- Written task: Gather each line in the entries that includes the string "AIANY".

- Recorded information:
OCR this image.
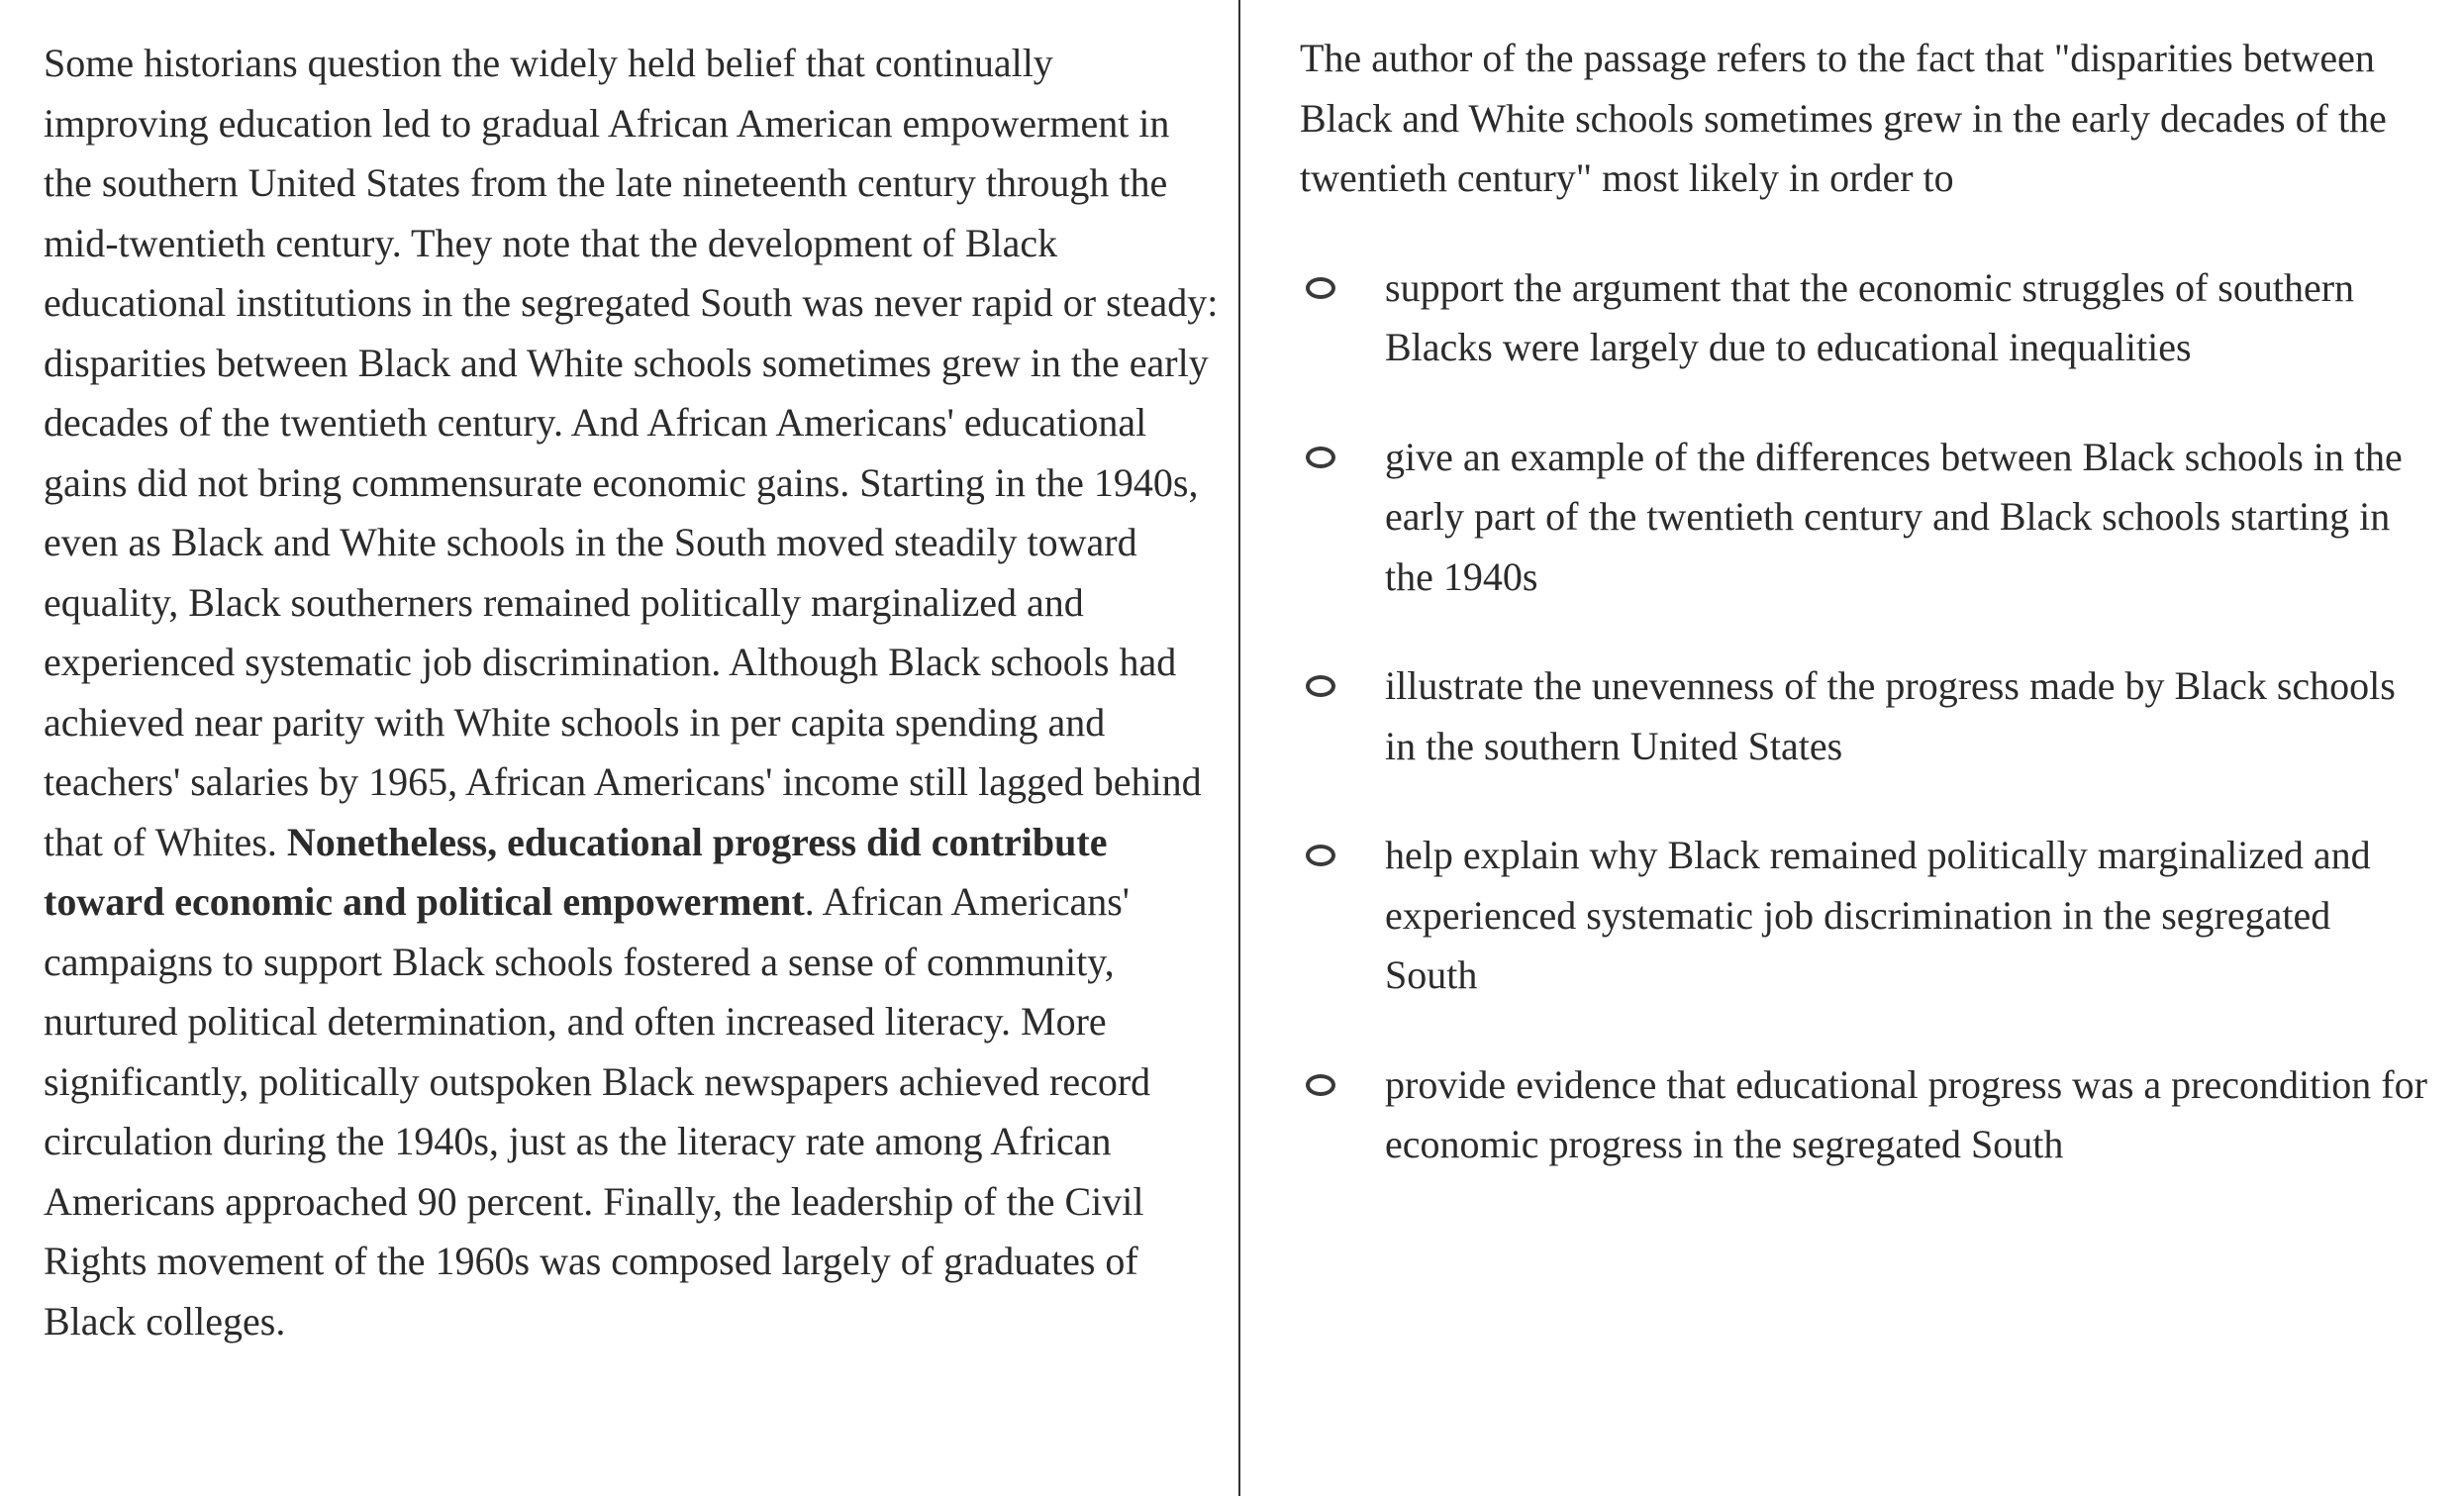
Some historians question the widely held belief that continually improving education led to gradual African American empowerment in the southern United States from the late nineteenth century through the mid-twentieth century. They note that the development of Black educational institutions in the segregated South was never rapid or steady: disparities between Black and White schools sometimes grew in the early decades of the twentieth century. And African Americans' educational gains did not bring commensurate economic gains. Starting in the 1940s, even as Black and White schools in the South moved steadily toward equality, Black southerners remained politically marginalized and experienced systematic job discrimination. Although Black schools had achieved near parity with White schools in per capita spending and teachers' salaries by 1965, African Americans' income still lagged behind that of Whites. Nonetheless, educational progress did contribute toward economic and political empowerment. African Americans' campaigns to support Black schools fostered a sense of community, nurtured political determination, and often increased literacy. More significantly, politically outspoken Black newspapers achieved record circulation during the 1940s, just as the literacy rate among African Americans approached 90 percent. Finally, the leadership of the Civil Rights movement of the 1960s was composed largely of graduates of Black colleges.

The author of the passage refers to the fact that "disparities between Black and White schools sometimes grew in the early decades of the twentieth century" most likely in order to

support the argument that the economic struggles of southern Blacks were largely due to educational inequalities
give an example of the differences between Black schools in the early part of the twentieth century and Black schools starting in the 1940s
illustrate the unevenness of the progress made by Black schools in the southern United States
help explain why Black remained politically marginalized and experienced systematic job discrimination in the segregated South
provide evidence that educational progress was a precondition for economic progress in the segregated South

---

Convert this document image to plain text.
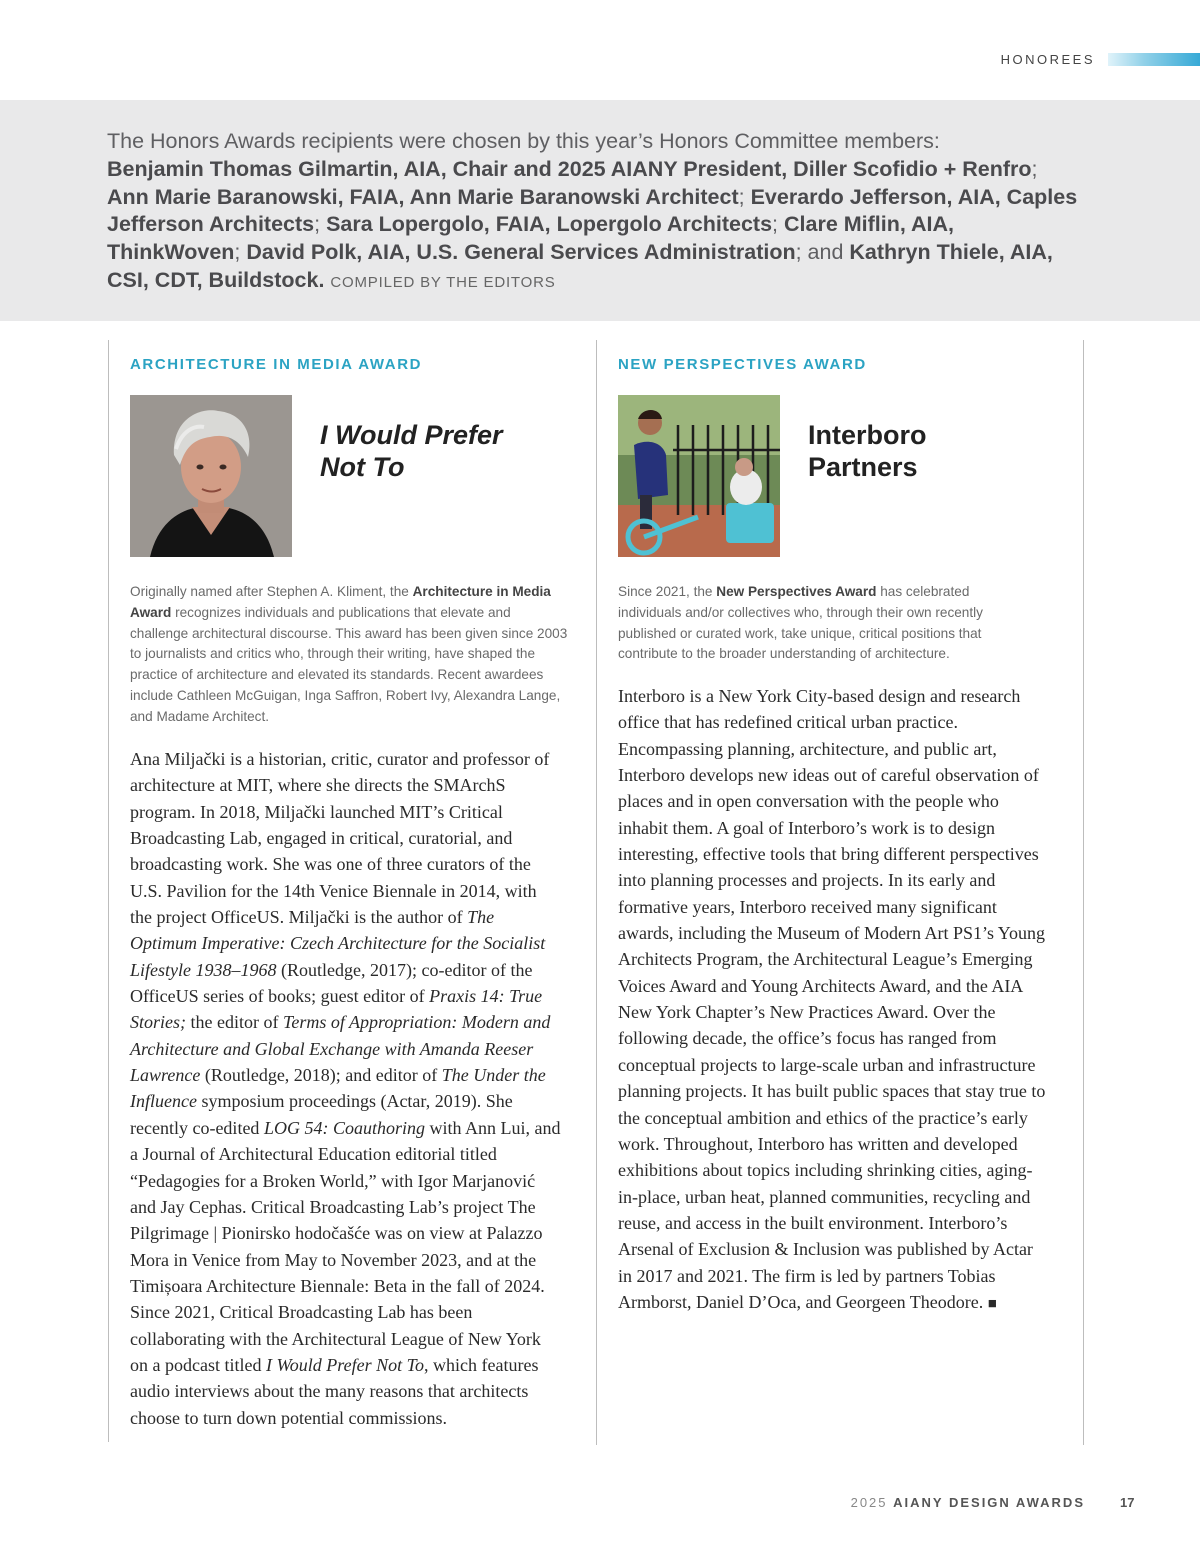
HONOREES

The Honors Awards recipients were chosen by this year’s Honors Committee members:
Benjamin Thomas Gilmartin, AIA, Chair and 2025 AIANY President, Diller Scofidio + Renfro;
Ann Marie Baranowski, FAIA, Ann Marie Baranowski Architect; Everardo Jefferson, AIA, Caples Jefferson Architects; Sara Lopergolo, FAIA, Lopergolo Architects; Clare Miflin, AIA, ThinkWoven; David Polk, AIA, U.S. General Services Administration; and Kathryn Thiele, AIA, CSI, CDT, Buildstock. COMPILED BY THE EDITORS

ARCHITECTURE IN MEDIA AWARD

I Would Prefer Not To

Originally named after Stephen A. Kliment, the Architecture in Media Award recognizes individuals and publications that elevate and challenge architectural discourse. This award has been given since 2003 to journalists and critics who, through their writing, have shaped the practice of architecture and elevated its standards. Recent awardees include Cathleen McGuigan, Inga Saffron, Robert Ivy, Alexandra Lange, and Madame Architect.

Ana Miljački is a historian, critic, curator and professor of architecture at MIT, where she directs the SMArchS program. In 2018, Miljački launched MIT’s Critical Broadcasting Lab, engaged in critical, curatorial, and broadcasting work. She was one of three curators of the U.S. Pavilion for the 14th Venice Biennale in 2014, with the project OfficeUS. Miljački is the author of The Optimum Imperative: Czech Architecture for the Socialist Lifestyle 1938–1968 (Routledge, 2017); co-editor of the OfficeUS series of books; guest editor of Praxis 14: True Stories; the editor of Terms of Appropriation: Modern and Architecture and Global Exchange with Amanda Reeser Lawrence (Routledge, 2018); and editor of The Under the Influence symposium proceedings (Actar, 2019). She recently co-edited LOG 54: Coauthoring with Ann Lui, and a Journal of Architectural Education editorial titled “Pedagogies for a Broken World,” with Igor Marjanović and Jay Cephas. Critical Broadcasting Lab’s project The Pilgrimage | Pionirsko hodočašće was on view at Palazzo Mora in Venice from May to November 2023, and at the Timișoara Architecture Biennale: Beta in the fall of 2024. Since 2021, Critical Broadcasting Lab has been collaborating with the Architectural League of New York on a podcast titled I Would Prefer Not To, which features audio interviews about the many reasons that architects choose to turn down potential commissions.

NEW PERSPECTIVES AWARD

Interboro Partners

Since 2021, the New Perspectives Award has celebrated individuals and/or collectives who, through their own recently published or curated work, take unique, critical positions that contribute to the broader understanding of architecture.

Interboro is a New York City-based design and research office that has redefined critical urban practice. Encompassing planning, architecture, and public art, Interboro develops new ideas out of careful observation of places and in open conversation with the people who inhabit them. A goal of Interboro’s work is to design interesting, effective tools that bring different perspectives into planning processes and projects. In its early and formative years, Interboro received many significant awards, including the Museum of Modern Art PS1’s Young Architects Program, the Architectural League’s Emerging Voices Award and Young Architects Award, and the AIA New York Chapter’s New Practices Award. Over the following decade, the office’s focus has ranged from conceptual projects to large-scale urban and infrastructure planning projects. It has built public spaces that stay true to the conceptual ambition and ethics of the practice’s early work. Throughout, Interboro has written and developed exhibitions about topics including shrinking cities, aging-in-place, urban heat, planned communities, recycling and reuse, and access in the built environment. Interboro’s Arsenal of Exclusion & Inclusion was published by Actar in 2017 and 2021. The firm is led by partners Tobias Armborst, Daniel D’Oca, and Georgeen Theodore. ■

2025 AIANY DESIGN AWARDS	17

==

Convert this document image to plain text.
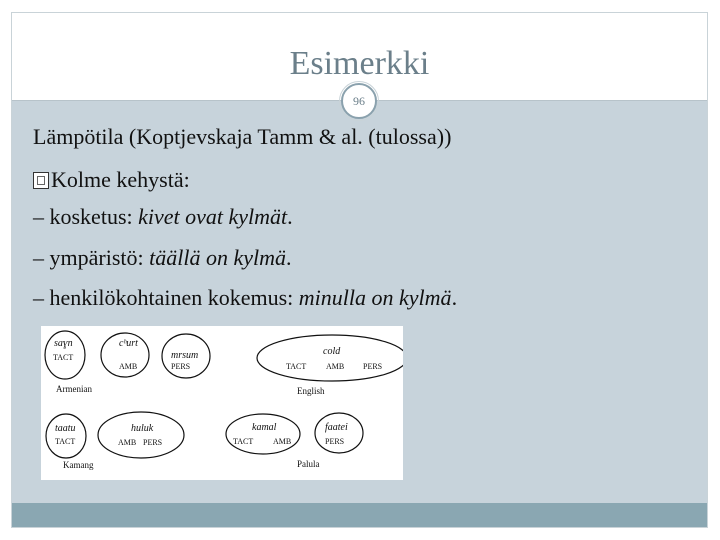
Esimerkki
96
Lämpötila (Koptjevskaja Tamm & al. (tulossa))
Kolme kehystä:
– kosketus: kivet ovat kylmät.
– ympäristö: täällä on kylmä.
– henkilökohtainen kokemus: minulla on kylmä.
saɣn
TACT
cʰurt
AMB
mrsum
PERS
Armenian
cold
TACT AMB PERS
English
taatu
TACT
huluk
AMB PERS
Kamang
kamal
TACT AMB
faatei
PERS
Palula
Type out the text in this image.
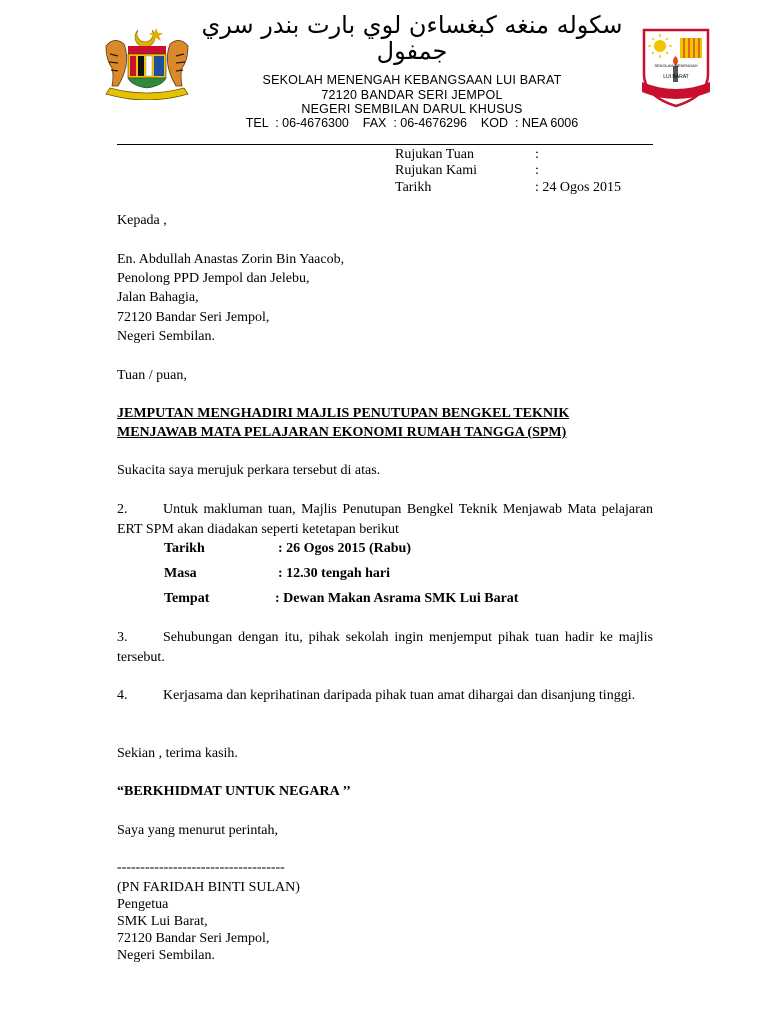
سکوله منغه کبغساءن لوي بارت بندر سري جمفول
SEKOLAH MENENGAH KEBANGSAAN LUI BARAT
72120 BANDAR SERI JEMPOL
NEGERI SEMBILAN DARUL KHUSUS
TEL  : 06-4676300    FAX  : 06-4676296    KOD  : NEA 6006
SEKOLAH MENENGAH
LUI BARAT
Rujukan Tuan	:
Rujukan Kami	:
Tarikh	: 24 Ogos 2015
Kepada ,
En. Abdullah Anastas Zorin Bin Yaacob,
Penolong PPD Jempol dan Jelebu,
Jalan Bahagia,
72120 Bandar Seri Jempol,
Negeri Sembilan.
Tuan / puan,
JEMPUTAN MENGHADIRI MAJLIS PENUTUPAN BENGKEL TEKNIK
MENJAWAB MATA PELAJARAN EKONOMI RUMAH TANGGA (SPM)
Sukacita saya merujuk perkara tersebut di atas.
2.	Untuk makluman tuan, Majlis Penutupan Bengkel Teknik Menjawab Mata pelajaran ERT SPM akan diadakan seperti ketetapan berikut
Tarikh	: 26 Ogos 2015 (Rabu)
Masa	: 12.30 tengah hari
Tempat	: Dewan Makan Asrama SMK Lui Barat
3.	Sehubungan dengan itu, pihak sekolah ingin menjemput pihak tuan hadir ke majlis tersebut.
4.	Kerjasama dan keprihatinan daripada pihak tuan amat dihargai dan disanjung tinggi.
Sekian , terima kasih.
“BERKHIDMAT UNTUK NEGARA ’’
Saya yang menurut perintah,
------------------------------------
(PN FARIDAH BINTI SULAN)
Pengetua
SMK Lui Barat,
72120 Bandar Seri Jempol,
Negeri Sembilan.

- Task response:
Benjamin Thomas Gilmartin, AIA, Chair and 2025 AIANY President, Diller Scofidio + Renfro;
2025 AIANY DESIGN AWARDS	17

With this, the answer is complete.